(EXERCISE INSTRUCTIONS):
Find each line with the word "left" and copy it.
★ ★ ★
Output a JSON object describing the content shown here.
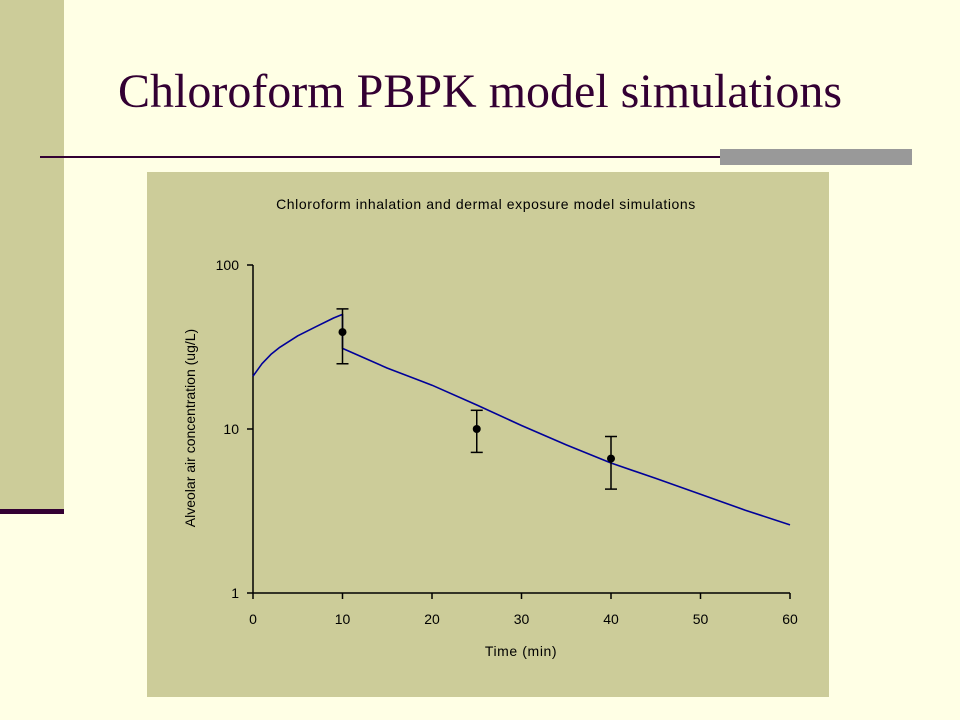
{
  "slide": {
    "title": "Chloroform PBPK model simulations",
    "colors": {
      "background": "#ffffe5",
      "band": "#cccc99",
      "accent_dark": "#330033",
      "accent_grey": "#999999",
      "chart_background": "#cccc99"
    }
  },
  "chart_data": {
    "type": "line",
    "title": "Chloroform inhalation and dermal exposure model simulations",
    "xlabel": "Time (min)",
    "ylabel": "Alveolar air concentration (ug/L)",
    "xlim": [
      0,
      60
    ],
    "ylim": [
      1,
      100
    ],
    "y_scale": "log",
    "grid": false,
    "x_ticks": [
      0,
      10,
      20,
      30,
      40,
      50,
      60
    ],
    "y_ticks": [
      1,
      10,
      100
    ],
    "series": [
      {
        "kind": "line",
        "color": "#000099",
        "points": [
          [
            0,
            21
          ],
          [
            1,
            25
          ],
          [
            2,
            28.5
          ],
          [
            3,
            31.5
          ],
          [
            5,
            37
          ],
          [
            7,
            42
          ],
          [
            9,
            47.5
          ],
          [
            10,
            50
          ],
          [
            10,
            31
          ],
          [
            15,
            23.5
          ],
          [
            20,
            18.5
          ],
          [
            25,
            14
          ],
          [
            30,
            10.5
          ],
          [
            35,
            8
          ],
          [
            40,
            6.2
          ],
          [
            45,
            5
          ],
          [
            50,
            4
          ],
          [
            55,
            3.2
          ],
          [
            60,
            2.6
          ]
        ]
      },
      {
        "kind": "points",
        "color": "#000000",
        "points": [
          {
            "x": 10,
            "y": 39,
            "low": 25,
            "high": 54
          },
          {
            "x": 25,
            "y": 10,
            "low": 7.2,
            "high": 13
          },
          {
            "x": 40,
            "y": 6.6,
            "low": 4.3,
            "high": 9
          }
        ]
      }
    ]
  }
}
★ ★ ★
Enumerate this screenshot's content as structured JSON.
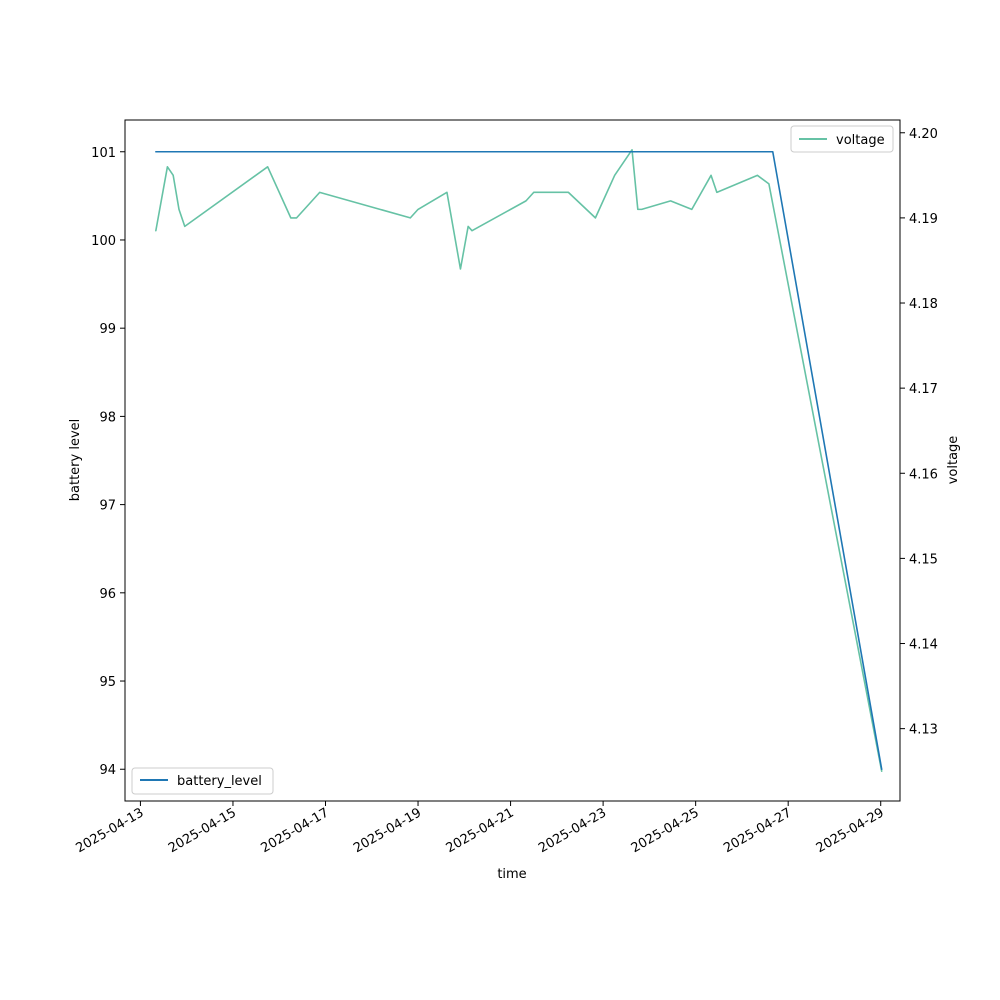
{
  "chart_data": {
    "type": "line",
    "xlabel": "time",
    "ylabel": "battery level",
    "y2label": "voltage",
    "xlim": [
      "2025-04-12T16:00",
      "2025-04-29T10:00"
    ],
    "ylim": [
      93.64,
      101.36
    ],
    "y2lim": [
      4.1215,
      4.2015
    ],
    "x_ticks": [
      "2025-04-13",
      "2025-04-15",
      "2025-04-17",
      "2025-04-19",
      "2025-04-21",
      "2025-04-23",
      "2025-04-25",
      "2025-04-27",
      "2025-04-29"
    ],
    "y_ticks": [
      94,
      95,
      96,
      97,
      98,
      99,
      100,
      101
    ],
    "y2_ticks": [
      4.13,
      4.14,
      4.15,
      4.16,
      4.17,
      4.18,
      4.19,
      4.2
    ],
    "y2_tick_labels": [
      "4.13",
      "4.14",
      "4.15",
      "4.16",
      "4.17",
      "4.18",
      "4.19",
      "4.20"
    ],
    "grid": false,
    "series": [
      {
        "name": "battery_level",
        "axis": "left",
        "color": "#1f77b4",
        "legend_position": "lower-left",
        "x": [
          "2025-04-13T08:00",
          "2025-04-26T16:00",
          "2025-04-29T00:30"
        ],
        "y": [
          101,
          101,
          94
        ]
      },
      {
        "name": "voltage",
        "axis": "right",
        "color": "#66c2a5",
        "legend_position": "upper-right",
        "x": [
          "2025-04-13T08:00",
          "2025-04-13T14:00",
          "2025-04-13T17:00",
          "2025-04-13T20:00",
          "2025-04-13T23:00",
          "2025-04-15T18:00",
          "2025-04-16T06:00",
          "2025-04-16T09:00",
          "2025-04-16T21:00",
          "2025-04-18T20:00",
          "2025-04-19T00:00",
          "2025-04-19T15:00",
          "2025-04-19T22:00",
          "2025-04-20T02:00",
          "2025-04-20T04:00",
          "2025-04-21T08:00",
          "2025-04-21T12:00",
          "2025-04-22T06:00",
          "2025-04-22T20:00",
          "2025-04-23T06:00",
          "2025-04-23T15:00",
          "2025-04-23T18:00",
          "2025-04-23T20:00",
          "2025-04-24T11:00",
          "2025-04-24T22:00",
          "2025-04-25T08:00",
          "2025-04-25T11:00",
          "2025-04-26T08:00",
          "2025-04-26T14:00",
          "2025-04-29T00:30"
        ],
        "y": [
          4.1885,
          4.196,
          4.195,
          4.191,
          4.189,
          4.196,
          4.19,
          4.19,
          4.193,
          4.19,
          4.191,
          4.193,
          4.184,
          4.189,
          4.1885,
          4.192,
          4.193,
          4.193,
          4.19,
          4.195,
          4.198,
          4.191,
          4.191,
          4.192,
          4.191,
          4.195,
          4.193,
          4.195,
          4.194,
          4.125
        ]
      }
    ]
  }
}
★ ★ ★
(THE SOLUTION):
        "axis": "left",
        "legend_position": "lower-left",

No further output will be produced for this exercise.